### DIRECTIONS
In this exercise, return the whole listing exactly, excluding any images.

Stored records
## BEGIN

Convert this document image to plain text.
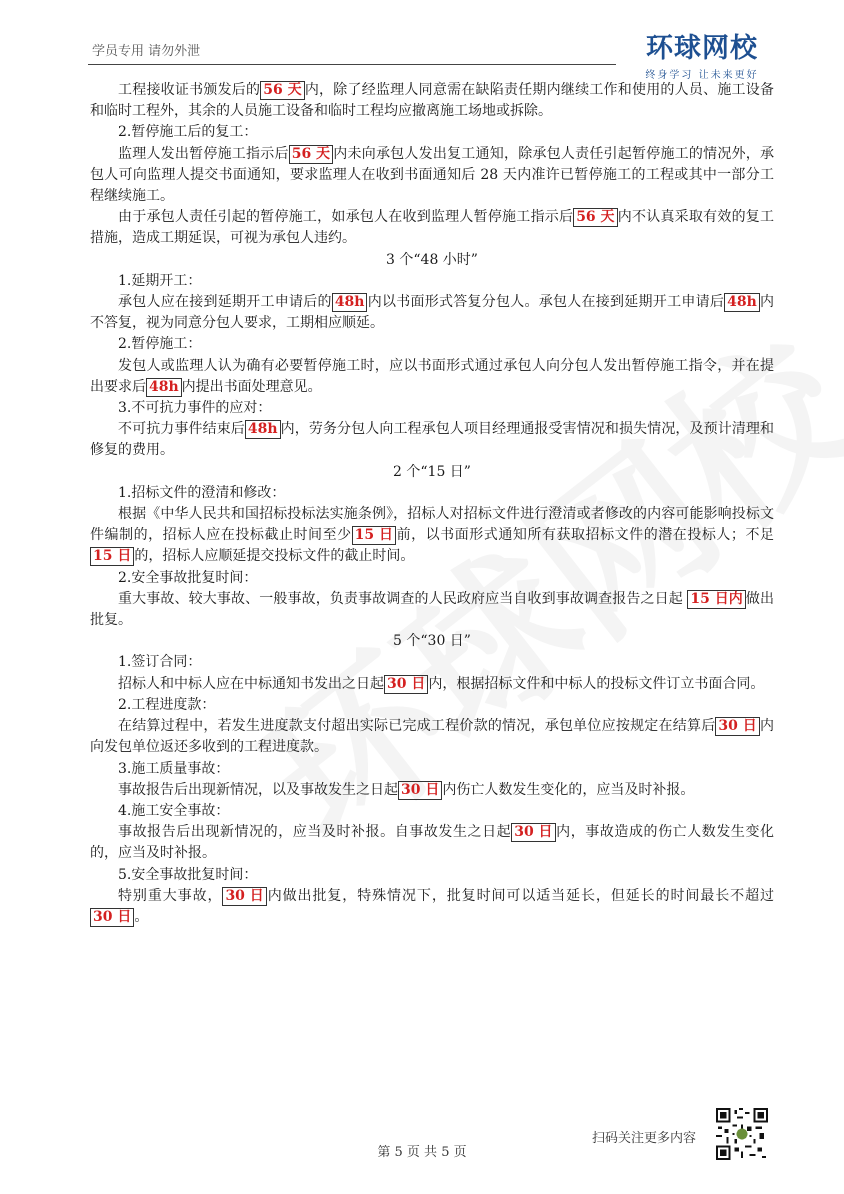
学员专用 请勿外泄	环球网校
终身学习 让未来更好

工程接收证书颁发后的 56 天 内，除了经监理人同意需在缺陷责任期内继续工作和使用的人员、施工设备和临时工程外，其余的人员施工设备和临时工程均应撤离施工场地或拆除。

2.暂停施工后的复工：

监理人发出暂停施工指示后 56 天 内未向承包人发出复工通知，除承包人责任引起暂停施工的情况外，承包人可向监理人提交书面通知，要求监理人在收到书面通知后 28 天内准许已暂停施工的工程或其中一部分工程继续施工。

由于承包人责任引起的暂停施工，如承包人在收到监理人暂停施工指示后 56 天 内不认真采取有效的复工措施，造成工期延误，可视为承包人违约。

3 个“48 小时”

1.延期开工：

承包人应在接到延期开工申请后的 48h 内以书面形式答复分包人。承包人在接到延期开工申请后 48h 内不答复，视为同意分包人要求，工期相应顺延。

2.暂停施工：

发包人或监理人认为确有必要暂停施工时，应以书面形式通过承包人向分包人发出暂停施工指令，并在提出要求后 48h 内提出书面处理意见。

3.不可抗力事件的应对：

不可抗力事件结束后 48h 内，劳务分包人向工程承包人项目经理通报受害情况和损失情况，及预计清理和修复的费用。

2 个“15 日”

1.招标文件的澄清和修改：

根据《中华人民共和国招标投标法实施条例》，招标人对招标文件进行澄清或者修改的内容可能影响投标文件编制的，招标人应在投标截止时间至少 15 日 前，以书面形式通知所有获取招标文件的潜在投标人；不足15 日 的，招标人应顺延提交投标文件的截止时间。

2.安全事故批复时间：

重大事故、较大事故、一般事故，负责事故调查的人民政府应当自收到事故调查报告之日起 15 日内 做出批复。

5 个“30 日”

1.签订合同：

招标人和中标人应在中标通知书发出之日起 30 日 内，根据招标文件和中标人的投标文件订立书面合同。

2.工程进度款：

在结算过程中，若发生进度款支付超出实际已完成工程价款的情况，承包单位应按规定在结算后 30 日 内向发包单位返还多收到的工程进度款。

3.施工质量事故：

事故报告后出现新情况，以及事故发生之日起 30 日 内伤亡人数发生变化的，应当及时补报。

4.施工安全事故：

事故报告后出现新情况的，应当及时补报。自事故发生之日起 30 日 内，事故造成的伤亡人数发生变化的，应当及时补报。

5.安全事故批复时间：

特别重大事故， 30 日 内做出批复，特殊情况下，批复时间可以适当延长，但延长的时间最长不超过30 日 。

第 5 页 共 5 页
扫码关注更多内容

## END

### TASK OUTPUT
Convert this document image to plain text.
学员专用 请勿外泄	环球网校
终身学习 让未来更好

工程接收证书颁发后的 56 天 内，除了经监理人同意需在缺陷责任期内继续工作和使用的人员、施工设备和临时工程外，其余的人员施工设备和临时工程均应撤离施工场地或拆除。

2.暂停施工后的复工：

监理人发出暂停施工指示后 56 天 内未向承包人发出复工通知，除承包人责任引起暂停施工的情况外，承包人可向监理人提交书面通知，要求监理人在收到书面通知后 28 天内准许已暂停施工的工程或其中一部分工程继续施工。

由于承包人责任引起的暂停施工，如承包人在收到监理人暂停施工指示后 56 天 内不认真采取有效的复工措施，造成工期延误，可视为承包人违约。

3 个“48 小时”

1.延期开工：

承包人应在接到延期开工申请后的 48h 内以书面形式答复分包人。承包人在接到延期开工申请后 48h 内不答复，视为同意分包人要求，工期相应顺延。

2.暂停施工：

发包人或监理人认为确有必要暂停施工时，应以书面形式通过承包人向分包人发出暂停施工指令，并在提出要求后 48h 内提出书面处理意见。

3.不可抗力事件的应对：

不可抗力事件结束后 48h 内，劳务分包人向工程承包人项目经理通报受害情况和损失情况，及预计清理和修复的费用。

2 个“15 日”

1.招标文件的澄清和修改：

根据《中华人民共和国招标投标法实施条例》，招标人对招标文件进行澄清或者修改的内容可能影响投标文件编制的，招标人应在投标截止时间至少 15 日 前，以书面形式通知所有获取招标文件的潜在投标人；不足15 日 的，招标人应顺延提交投标文件的截止时间。

2.安全事故批复时间：

重大事故、较大事故、一般事故，负责事故调查的人民政府应当自收到事故调查报告之日起 15 日内 做出批复。

5 个“30 日”

1.签订合同：

招标人和中标人应在中标通知书发出之日起 30 日 内，根据招标文件和中标人的投标文件订立书面合同。

2.工程进度款：

在结算过程中，若发生进度款支付超出实际已完成工程价款的情况，承包单位应按规定在结算后 30 日 内向发包单位返还多收到的工程进度款。

3.施工质量事故：

事故报告后出现新情况，以及事故发生之日起 30 日 内伤亡人数发生变化的，应当及时补报。

4.施工安全事故：

事故报告后出现新情况的，应当及时补报。自事故发生之日起 30 日 内，事故造成的伤亡人数发生变化的，应当及时补报。

5.安全事故批复时间：

特别重大事故， 30 日 内做出批复，特殊情况下，批复时间可以适当延长，但延长的时间最长不超过30 日 。

第 5 页 共 5 页
扫码关注更多内容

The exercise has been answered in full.